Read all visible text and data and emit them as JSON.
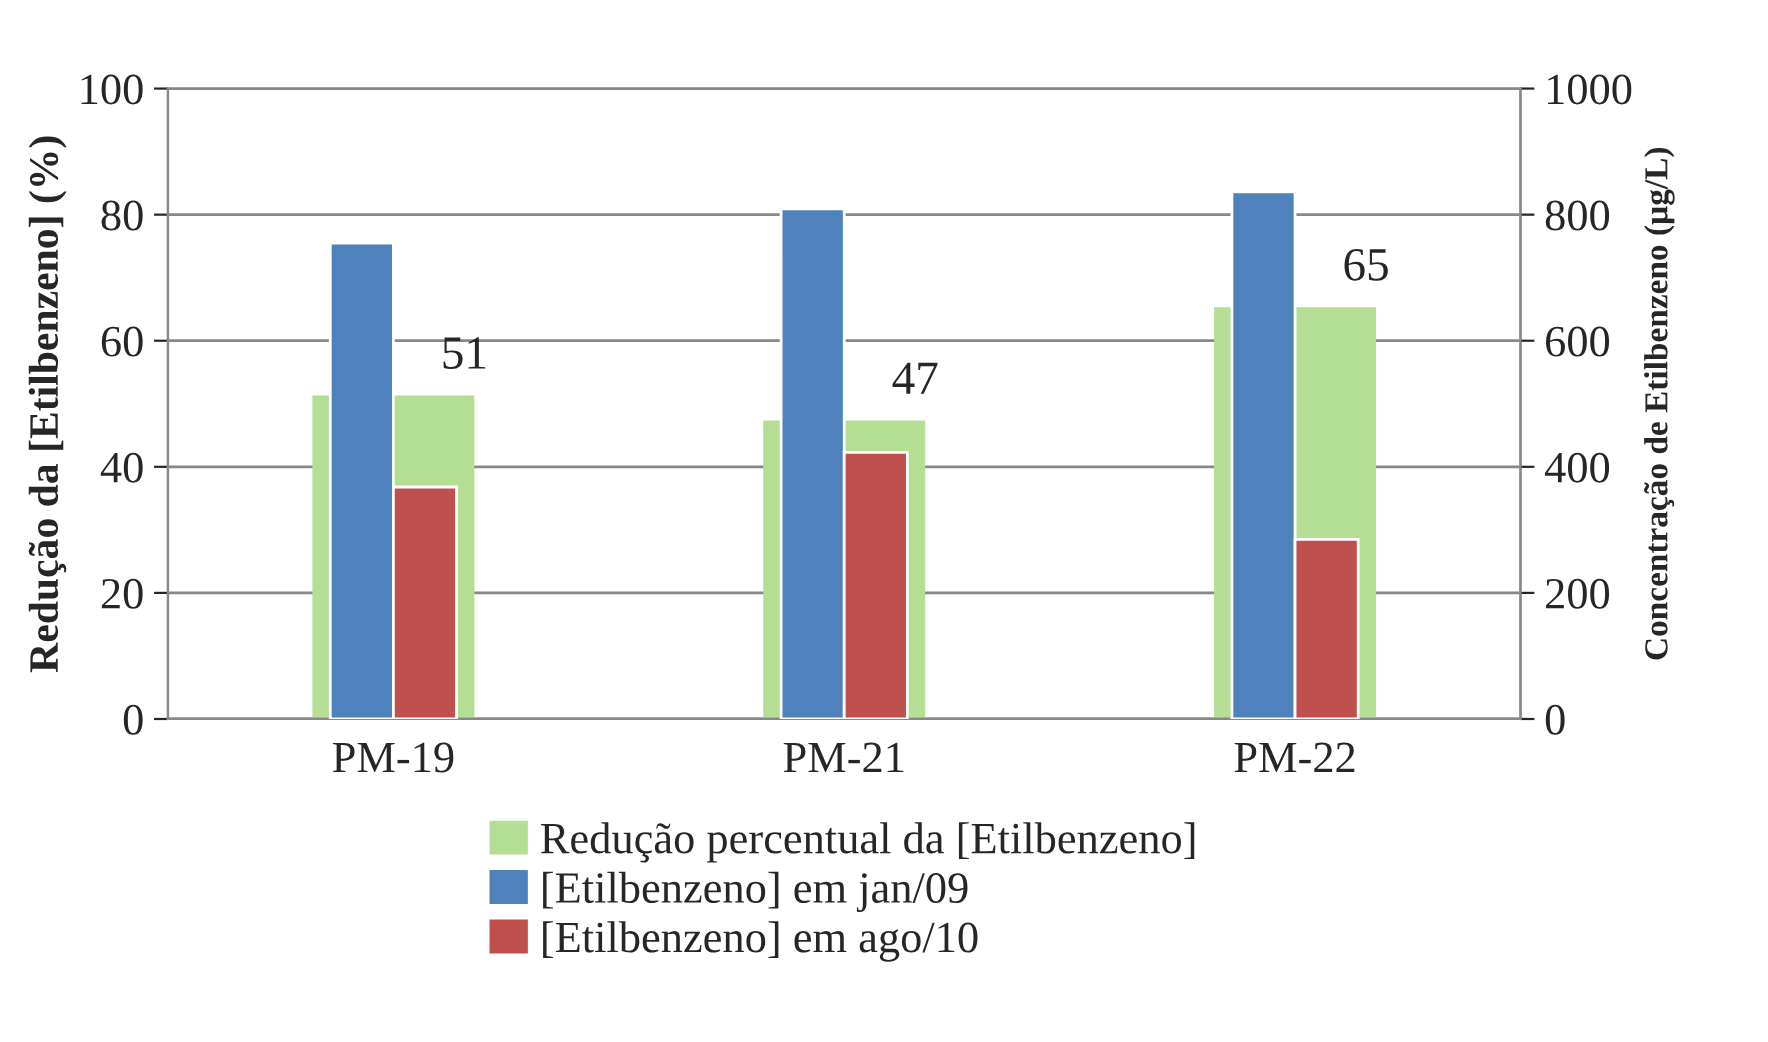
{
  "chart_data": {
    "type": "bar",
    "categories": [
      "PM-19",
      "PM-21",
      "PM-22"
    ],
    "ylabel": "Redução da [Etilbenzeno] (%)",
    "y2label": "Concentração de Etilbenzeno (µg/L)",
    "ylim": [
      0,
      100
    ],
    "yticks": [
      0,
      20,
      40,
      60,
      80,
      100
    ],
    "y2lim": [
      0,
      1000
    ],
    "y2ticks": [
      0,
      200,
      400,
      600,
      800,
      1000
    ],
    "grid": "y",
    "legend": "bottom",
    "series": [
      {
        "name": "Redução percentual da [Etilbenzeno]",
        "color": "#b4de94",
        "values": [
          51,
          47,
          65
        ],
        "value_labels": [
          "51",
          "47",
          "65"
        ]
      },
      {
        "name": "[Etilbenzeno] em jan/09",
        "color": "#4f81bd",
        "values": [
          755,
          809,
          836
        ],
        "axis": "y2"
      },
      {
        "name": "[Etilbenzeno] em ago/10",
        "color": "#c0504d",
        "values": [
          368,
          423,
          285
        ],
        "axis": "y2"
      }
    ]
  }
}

○ ○ ○

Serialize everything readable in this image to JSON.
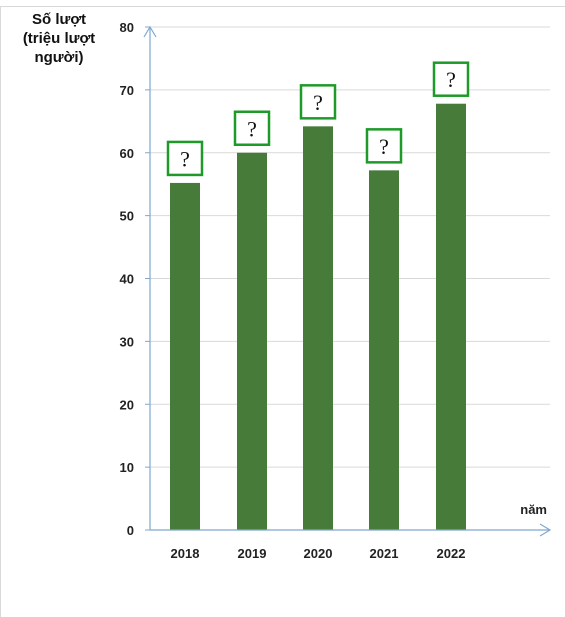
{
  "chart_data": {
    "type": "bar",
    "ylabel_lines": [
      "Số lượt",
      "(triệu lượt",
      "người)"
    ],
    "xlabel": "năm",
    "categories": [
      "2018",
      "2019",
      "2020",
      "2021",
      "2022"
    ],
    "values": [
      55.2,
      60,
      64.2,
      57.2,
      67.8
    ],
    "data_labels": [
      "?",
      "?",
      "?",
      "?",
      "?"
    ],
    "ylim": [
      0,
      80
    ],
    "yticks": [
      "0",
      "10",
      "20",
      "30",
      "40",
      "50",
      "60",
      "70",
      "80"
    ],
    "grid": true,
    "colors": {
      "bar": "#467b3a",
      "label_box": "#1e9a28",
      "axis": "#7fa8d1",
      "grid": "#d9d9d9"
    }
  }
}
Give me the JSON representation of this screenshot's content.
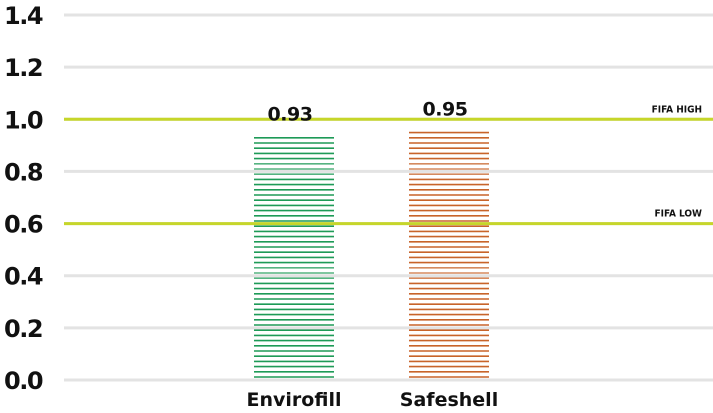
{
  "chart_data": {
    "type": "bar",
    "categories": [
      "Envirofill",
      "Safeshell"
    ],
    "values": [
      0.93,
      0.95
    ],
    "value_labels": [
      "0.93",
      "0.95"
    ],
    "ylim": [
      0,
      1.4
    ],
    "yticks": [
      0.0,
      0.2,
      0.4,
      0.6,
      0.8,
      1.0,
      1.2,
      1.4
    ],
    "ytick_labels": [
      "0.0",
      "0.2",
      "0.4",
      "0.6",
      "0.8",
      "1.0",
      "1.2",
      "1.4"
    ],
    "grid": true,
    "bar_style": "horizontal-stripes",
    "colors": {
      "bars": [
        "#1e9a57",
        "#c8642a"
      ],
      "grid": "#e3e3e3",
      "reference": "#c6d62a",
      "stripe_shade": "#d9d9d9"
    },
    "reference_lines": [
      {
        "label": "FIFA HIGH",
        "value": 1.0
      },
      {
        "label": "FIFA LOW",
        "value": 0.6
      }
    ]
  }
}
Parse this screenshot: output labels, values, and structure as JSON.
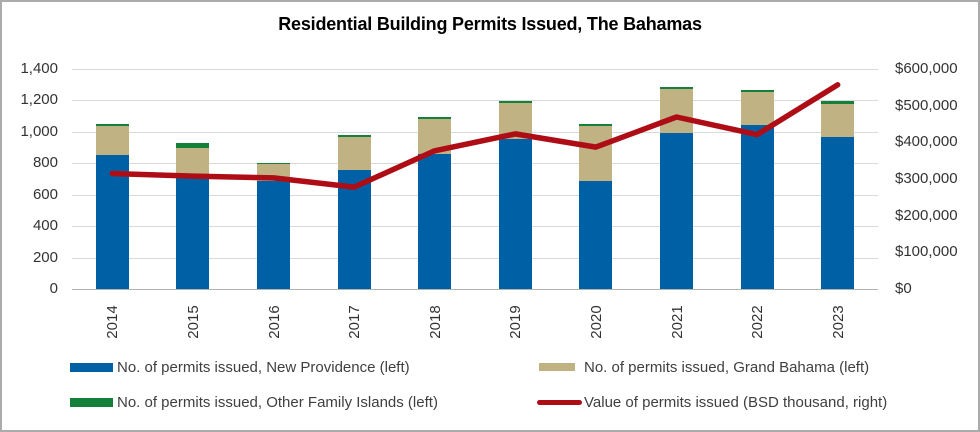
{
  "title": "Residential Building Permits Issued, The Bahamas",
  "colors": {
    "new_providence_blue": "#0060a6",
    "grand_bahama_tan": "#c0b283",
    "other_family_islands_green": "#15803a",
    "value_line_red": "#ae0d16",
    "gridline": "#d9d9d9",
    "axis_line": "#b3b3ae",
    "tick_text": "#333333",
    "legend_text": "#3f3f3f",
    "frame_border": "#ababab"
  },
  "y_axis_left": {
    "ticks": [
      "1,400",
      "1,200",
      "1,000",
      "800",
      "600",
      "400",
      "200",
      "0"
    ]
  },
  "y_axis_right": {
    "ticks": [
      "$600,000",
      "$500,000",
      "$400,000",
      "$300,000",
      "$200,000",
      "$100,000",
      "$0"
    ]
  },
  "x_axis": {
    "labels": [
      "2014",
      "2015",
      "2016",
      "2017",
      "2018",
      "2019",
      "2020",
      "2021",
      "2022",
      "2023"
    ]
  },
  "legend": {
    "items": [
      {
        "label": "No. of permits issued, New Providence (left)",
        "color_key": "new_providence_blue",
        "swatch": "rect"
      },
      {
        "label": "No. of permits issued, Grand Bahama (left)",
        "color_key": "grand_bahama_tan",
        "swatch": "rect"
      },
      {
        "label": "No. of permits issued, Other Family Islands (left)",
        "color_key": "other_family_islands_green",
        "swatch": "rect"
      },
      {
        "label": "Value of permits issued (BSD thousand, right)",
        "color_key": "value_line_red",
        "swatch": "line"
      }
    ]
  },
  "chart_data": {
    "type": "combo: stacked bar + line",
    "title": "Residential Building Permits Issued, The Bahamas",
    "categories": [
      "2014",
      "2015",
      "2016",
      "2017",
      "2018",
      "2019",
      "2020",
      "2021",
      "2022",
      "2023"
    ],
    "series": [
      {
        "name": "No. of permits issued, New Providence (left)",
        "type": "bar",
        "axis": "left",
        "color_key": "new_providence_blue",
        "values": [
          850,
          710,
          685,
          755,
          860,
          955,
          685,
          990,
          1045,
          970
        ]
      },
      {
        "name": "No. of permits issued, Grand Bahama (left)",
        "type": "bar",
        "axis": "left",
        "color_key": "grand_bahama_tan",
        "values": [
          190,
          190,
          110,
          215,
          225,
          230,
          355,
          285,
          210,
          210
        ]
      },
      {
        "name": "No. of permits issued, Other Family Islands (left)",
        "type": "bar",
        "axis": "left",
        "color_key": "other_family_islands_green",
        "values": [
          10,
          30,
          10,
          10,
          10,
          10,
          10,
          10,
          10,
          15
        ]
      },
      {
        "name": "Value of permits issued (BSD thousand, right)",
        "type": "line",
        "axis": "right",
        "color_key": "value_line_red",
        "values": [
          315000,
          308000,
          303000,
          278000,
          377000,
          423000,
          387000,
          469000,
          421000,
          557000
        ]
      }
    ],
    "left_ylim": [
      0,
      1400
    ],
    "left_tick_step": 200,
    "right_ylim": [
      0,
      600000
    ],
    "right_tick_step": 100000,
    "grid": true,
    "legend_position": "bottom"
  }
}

○ ○ ○

Show every line in the entries where the string "title" occurs.

EXPECTED ANSWER
  "title": "Residential Building Permits Issued, The Bahamas",
    "title": "Residential Building Permits Issued, The Bahamas",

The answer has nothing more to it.